• _Document page entries with text_:
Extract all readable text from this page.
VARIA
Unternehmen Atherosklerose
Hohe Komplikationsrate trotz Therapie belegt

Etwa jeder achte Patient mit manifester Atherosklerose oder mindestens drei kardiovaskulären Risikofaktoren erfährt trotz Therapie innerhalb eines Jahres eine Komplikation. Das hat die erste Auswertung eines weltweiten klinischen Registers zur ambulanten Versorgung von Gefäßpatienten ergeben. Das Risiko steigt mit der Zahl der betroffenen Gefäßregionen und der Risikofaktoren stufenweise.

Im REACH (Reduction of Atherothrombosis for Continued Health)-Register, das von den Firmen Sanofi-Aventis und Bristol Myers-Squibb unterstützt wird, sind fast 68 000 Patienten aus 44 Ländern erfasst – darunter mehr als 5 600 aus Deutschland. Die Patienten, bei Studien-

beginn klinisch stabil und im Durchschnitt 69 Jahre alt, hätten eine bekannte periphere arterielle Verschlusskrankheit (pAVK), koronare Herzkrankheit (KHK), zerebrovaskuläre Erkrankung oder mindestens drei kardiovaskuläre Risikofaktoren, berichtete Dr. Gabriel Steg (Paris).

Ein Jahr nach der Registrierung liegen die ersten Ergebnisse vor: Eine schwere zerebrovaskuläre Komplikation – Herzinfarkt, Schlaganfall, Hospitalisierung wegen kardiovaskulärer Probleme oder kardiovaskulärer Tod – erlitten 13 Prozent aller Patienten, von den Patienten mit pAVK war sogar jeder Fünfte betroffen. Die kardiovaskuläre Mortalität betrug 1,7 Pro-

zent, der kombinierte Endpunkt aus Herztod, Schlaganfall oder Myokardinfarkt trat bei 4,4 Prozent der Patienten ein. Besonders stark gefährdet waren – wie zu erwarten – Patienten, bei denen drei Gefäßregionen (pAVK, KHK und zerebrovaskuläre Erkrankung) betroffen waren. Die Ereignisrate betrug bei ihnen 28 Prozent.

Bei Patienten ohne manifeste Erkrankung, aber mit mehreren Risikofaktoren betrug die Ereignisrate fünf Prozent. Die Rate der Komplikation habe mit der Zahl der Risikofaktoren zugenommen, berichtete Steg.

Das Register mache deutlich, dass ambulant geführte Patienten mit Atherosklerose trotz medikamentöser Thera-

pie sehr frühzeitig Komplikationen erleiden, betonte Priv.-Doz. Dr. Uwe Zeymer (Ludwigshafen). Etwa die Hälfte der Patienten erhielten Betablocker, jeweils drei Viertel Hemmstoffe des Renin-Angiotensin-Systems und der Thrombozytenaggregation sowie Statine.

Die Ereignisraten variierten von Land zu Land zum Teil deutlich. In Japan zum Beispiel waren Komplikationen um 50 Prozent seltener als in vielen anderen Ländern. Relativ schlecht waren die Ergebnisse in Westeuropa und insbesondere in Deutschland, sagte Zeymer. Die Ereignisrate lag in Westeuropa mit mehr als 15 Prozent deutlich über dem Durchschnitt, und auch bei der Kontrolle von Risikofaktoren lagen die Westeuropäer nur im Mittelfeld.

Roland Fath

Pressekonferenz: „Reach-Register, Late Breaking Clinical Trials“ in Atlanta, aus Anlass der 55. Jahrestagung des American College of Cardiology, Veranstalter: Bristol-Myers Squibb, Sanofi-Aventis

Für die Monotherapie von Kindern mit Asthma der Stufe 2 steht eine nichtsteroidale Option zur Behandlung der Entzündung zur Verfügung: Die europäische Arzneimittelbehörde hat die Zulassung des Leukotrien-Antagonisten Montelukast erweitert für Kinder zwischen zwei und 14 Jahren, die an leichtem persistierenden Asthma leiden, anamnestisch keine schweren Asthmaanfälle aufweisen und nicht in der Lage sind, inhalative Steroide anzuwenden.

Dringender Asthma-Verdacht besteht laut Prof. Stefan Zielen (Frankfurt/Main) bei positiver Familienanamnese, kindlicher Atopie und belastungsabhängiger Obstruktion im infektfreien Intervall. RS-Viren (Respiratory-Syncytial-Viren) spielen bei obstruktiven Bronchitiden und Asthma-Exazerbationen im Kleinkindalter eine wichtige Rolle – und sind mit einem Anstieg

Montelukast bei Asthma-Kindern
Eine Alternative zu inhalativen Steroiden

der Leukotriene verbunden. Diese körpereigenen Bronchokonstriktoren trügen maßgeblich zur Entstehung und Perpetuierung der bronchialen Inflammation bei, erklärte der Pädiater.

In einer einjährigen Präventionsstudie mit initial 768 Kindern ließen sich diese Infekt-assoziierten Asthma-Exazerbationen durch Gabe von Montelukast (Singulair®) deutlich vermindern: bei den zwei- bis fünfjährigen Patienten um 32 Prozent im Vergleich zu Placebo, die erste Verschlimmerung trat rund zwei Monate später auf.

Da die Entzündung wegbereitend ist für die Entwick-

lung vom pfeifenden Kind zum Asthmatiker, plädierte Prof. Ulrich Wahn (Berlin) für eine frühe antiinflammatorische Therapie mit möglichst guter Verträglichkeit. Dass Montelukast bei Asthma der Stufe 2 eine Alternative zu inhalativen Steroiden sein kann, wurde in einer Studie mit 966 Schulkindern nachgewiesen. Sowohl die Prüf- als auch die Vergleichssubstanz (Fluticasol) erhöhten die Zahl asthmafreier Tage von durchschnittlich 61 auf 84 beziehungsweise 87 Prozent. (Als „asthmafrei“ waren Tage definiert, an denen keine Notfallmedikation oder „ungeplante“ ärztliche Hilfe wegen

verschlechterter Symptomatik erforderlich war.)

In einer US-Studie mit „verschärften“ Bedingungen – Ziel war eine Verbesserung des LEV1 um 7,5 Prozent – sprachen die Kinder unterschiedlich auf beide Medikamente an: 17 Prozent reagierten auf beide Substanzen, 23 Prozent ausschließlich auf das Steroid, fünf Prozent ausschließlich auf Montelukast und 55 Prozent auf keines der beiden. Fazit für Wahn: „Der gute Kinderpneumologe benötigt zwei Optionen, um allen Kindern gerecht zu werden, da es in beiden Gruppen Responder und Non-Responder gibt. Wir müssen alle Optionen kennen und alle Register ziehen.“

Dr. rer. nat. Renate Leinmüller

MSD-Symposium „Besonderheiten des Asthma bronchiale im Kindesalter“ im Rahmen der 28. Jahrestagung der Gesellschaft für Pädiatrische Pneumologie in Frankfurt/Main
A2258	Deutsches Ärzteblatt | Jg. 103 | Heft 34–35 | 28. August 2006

• _Exercise goal_: Copy out every entry exactly.

• _Answer to the problem_:
Extract all readable text from this page.
VARIA
Unternehmen Atherosklerose
Hohe Komplikationsrate trotz Therapie belegt

Etwa jeder achte Patient mit manifester Atherosklerose oder mindestens drei kardiovaskulären Risikofaktoren erfährt trotz Therapie innerhalb eines Jahres eine Komplikation. Das hat die erste Auswertung eines weltweiten klinischen Registers zur ambulanten Versorgung von Gefäßpatienten ergeben. Das Risiko steigt mit der Zahl der betroffenen Gefäßregionen und der Risikofaktoren stufenweise.

Im REACH (Reduction of Atherothrombosis for Continued Health)-Register, das von den Firmen Sanofi-Aventis und Bristol Myers-Squibb unterstützt wird, sind fast 68 000 Patienten aus 44 Ländern erfasst – darunter mehr als 5 600 aus Deutschland. Die Patienten, bei Studien-

beginn klinisch stabil und im Durchschnitt 69 Jahre alt, hätten eine bekannte periphere arterielle Verschlusskrankheit (pAVK), koronare Herzkrankheit (KHK), zerebrovaskuläre Erkrankung oder mindestens drei kardiovaskuläre Risikofaktoren, berichtete Dr. Gabriel Steg (Paris).

Ein Jahr nach der Registrierung liegen die ersten Ergebnisse vor: Eine schwere zerebrovaskuläre Komplikation – Herzinfarkt, Schlaganfall, Hospitalisierung wegen kardiovaskulärer Probleme oder kardiovaskulärer Tod – erlitten 13 Prozent aller Patienten, von den Patienten mit pAVK war sogar jeder Fünfte betroffen. Die kardiovaskuläre Mortalität betrug 1,7 Pro-

zent, der kombinierte Endpunkt aus Herztod, Schlaganfall oder Myokardinfarkt trat bei 4,4 Prozent der Patienten ein. Besonders stark gefährdet waren – wie zu erwarten – Patienten, bei denen drei Gefäßregionen (pAVK, KHK und zerebrovaskuläre Erkrankung) betroffen waren. Die Ereignisrate betrug bei ihnen 28 Prozent.

Bei Patienten ohne manifeste Erkrankung, aber mit mehreren Risikofaktoren betrug die Ereignisrate fünf Prozent. Die Rate der Komplikation habe mit der Zahl der Risikofaktoren zugenommen, berichtete Steg.

Das Register mache deutlich, dass ambulant geführte Patienten mit Atherosklerose trotz medikamentöser Thera-

pie sehr frühzeitig Komplikationen erleiden, betonte Priv.-Doz. Dr. Uwe Zeymer (Ludwigshafen). Etwa die Hälfte der Patienten erhielten Betablocker, jeweils drei Viertel Hemmstoffe des Renin-Angiotensin-Systems und der Thrombozytenaggregation sowie Statine.

Die Ereignisraten variierten von Land zu Land zum Teil deutlich. In Japan zum Beispiel waren Komplikationen um 50 Prozent seltener als in vielen anderen Ländern. Relativ schlecht waren die Ergebnisse in Westeuropa und insbesondere in Deutschland, sagte Zeymer. Die Ereignisrate lag in Westeuropa mit mehr als 15 Prozent deutlich über dem Durchschnitt, und auch bei der Kontrolle von Risikofaktoren lagen die Westeuropäer nur im Mittelfeld.

Roland Fath

Pressekonferenz: „Reach-Register, Late Breaking Clinical Trials“ in Atlanta, aus Anlass der 55. Jahrestagung des American College of Cardiology, Veranstalter: Bristol-Myers Squibb, Sanofi-Aventis

Für die Monotherapie von Kindern mit Asthma der Stufe 2 steht eine nichtsteroidale Option zur Behandlung der Entzündung zur Verfügung: Die europäische Arzneimittelbehörde hat die Zulassung des Leukotrien-Antagonisten Montelukast erweitert für Kinder zwischen zwei und 14 Jahren, die an leichtem persistierenden Asthma leiden, anamnestisch keine schweren Asthmaanfälle aufweisen und nicht in der Lage sind, inhalative Steroide anzuwenden.

Dringender Asthma-Verdacht besteht laut Prof. Stefan Zielen (Frankfurt/Main) bei positiver Familienanamnese, kindlicher Atopie und belastungsabhängiger Obstruktion im infektfreien Intervall. RS-Viren (Respiratory-Syncytial-Viren) spielen bei obstruktiven Bronchitiden und Asthma-Exazerbationen im Kleinkindalter eine wichtige Rolle – und sind mit einem Anstieg

Montelukast bei Asthma-Kindern
Eine Alternative zu inhalativen Steroiden

der Leukotriene verbunden. Diese körpereigenen Bronchokonstriktoren trügen maßgeblich zur Entstehung und Perpetuierung der bronchialen Inflammation bei, erklärte der Pädiater.

In einer einjährigen Präventionsstudie mit initial 768 Kindern ließen sich diese Infekt-assoziierten Asthma-Exazerbationen durch Gabe von Montelukast (Singulair®) deutlich vermindern: bei den zwei- bis fünfjährigen Patienten um 32 Prozent im Vergleich zu Placebo, die erste Verschlimmerung trat rund zwei Monate später auf.

Da die Entzündung wegbereitend ist für die Entwick-

lung vom pfeifenden Kind zum Asthmatiker, plädierte Prof. Ulrich Wahn (Berlin) für eine frühe antiinflammatorische Therapie mit möglichst guter Verträglichkeit. Dass Montelukast bei Asthma der Stufe 2 eine Alternative zu inhalativen Steroiden sein kann, wurde in einer Studie mit 966 Schulkindern nachgewiesen. Sowohl die Prüf- als auch die Vergleichssubstanz (Fluticasol) erhöhten die Zahl asthmafreier Tage von durchschnittlich 61 auf 84 beziehungsweise 87 Prozent. (Als „asthmafrei“ waren Tage definiert, an denen keine Notfallmedikation oder „ungeplante“ ärztliche Hilfe wegen

verschlechterter Symptomatik erforderlich war.)

In einer US-Studie mit „verschärften“ Bedingungen – Ziel war eine Verbesserung des LEV1 um 7,5 Prozent – sprachen die Kinder unterschiedlich auf beide Medikamente an: 17 Prozent reagierten auf beide Substanzen, 23 Prozent ausschließlich auf das Steroid, fünf Prozent ausschließlich auf Montelukast und 55 Prozent auf keines der beiden. Fazit für Wahn: „Der gute Kinderpneumologe benötigt zwei Optionen, um allen Kindern gerecht zu werden, da es in beiden Gruppen Responder und Non-Responder gibt. Wir müssen alle Optionen kennen und alle Register ziehen.“

Dr. rer. nat. Renate Leinmüller

MSD-Symposium „Besonderheiten des Asthma bronchiale im Kindesalter“ im Rahmen der 28. Jahrestagung der Gesellschaft für Pädiatrische Pneumologie in Frankfurt/Main
A2258	Deutsches Ärzteblatt | Jg. 103 | Heft 34–35 | 28. August 2006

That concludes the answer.